***** 摘录文本

使用cvGoodFeatureToTrack函数的示例代码如下:
//ShiTomasi角点
private string CornerShiTomasiFeatureDetect()
{
//获取参数
int cornerCount = int.Parse(txtGoodFeaturesCornerCount.Text);
double qualityLevel = double.Parse(txtGoodFeaturesQualityLevel.Text);
double minDistance = double.Parse(txtGoodFeaturesMinDistance.Text);
int blockSize = int.Parse(txtGoodFeaturesBlockSize.Text);
bool useHarris = cbGoodFeaturesUseHarris.Checked;
double k = double.Parse(txtGoodFeaturesK.Text);
//计算
Stopwatch sw = new Stopwatch();
sw.Start();
PointF[][] corners = imageSourceGrayscale.GoodFeaturesToTrack(cornerCount, qualityLevel, minDistance, blockSize, useHarris, k);
sw.Stop();
//显示
Image<Bgr, Byte> imageResult = imageSourceGrayscale.Convert<Bgr, Byte>();
int cornerCount2 = 0;
StringBuilder sbResult = new StringBuilder();
int radius = (int)(minDistance / 2) + 1;
int thickness = (int)(minDistance / 4) + 1;
foreach (PointF[] cs in corners)
{
foreach (PointF p in cs)
{
imageResult.Draw(new CircleF(p, radius), new Bgr(255d, 0d, 0d), thickness);
cornerCount2++;
sbResult.AppendFormat("{0},", p);
}
}
pbResult.Image = imageResult.Bitmap;
//释放资源
imageResult.Dispose();
//返回
return string.Format("·ShiTomasi角点,用时{0:F05}毫秒,参数(最大角点数目:{1},最小特征值:{2},角点间的最小距离:{3},邻域大小:{4},角点类型:{5},权重系数:{6}),检测到{7}个角点\r\n{8}",
sw.Elapsed.TotalMilliseconds, cornerCount, qualityLevel, minDistance, blockSize, useHarris ? "Harris" : "ShiTomasi", k, cornerCount2, cornerCount2 > 0 ? (sbResult.ToString() + "\r\n") : "");
}
亚像素级角点
在检测亚像素级角点前,需要提供角点的初始为止,这些初始位置可以用本文给出的其他的角点检测方式来获取,不过使用GoodFeaturesToTrack得到的结果最方便直接使用。

**********

#### 任务要求 1:
在这段角点检测文本的代码中,绘制角点圆圈所用的半径是怎样计算的?
#### 任务要求 2:
这段角点检测文本提到,检测亚像素级角点之前需要先做一件事。请用一到三句话说明是什么事,以及文本为何推荐用GoodFeaturesToTrack来完成它。
#### 任务要求 3:
请接着这段角点检测文本的最后一句往下续写。

***** 所给条目

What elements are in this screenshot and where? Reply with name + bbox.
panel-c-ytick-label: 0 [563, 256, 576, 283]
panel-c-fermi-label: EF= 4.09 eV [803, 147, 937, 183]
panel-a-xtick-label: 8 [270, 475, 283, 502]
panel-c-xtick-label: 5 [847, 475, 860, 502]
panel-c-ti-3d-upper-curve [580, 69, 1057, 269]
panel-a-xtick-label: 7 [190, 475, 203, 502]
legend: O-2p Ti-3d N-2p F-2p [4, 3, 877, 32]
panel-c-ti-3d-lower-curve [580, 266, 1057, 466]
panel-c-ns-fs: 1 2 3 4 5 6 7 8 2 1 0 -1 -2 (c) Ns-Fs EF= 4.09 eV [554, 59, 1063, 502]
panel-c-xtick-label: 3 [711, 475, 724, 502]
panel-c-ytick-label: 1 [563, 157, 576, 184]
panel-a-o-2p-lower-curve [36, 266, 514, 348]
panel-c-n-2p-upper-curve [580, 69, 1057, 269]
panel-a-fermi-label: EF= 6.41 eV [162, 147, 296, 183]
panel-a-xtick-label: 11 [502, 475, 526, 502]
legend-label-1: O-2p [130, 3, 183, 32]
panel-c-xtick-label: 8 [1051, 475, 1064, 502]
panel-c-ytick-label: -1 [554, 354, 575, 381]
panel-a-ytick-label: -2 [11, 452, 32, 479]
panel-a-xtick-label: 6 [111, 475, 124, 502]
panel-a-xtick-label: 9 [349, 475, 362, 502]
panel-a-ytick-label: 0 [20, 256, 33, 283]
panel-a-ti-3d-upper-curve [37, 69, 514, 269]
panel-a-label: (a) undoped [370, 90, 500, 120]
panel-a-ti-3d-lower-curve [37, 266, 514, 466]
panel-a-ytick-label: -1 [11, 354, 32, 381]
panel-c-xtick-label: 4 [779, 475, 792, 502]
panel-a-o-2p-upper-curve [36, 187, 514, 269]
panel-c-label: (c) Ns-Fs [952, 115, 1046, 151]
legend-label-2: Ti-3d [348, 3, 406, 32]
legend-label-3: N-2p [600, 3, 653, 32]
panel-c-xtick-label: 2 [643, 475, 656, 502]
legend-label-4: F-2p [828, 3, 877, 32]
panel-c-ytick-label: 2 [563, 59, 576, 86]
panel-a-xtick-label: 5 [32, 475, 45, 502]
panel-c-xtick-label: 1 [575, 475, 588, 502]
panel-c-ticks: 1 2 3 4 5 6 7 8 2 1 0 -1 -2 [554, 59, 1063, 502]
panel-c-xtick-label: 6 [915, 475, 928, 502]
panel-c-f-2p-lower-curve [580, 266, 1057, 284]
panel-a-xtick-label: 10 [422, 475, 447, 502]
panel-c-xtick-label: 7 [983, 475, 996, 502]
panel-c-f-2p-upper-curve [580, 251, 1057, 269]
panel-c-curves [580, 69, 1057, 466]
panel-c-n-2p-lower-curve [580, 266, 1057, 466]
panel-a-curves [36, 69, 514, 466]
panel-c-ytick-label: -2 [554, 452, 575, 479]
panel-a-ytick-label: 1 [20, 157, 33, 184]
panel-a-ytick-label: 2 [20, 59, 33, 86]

**********

#### 任务回答 1:
半径等于角点间的最小距离除以2后取整,再加1。

#### 任务回答 2:
检测亚像素级角点之前,需要提供角点的初始位置。这些初始位置可以用文中给出的其他角点检测方式获取。文本推荐GoodFeaturesToTrack,是因为它得到的结果最方便直接使用。

#### 任务回答 3:
亚像素级角点检测的示例代码如下:
亚像素级角点
SURF角点
OpenCv中的cvExtractSURF函数和EmguCv中的Image<TColor,TDepth>.ExtractSURF方法用于检测SURF角点。
SURF角点检测的示例代码如下:
//SURF角点
private string SurfFeatureDetect()
{
//获取参数
bool getDescriptors = cbSurfGetDescriptors.Checked;
MCvSURFParams surfParam = new MCvSURFParams();
surfParam.extended=rbSurfBasicDescriptor.Checked ? 0 : 1;
surfParam.hessianThreshold=double.Parse(txtSurfHessianThreshold.Text);
surfParam.nOctaves=int.Parse(txtSurfNumberOfOctaves.Text);
surfParam.nOctaveLayers=int.Parse(txtSurfNumberOfOctaveLayers.Text);
//计算
SURFFeature[] features = null;
MKeyPoint[] keyPoints = null;
Stopwatch sw = new Stopwatch();
sw.Start();
if (getDescriptors)
features = imageSourceGrayscale.ExtractSURF(ref surfParam);
else
keyPoints = surfParam.DetectKeyPoints(imageSourceGrayscale, null);
sw.Stop();
//显示
bool showDetail = cbSurfShowDetail.Checked;
Image<Bgr, Byte> imageResult = imageSourceGrayscale.Convert<Bgr, Byte>();
StringBuilder sbResult = new StringBuilder();
int idx = 0;
if (getDescriptors)
{
foreach (SURFFeature feature in features)
{
imageResult.Draw(new CircleF(feature.Point.pt, 5), new Bgr(255d, 0d, 0d), 2);
if (showDetail)
{
sbResult.AppendFormat("第{0}点(坐标:{1},尺寸:{2},方向:{3}°,hessian值:{4},拉普拉斯标志:{5},描述:[",
idx, feature.Point.pt, feature.Point.size, feature.Point.dir, feature.Point.hessian, feature.Point.laplacian);
foreach (float d in feature.Descriptor)
sbResult.AppendFormat("{0},", d);
sbResult.Append("]),");
}
idx++;
}
}
else
{
foreach (MKeyPoint keypoint in keyPoints)
{
imageResult.Draw(new CircleF(keypoint.Point, 5), new Bgr(255d, 0d, 0d), 2);
if (showDetail)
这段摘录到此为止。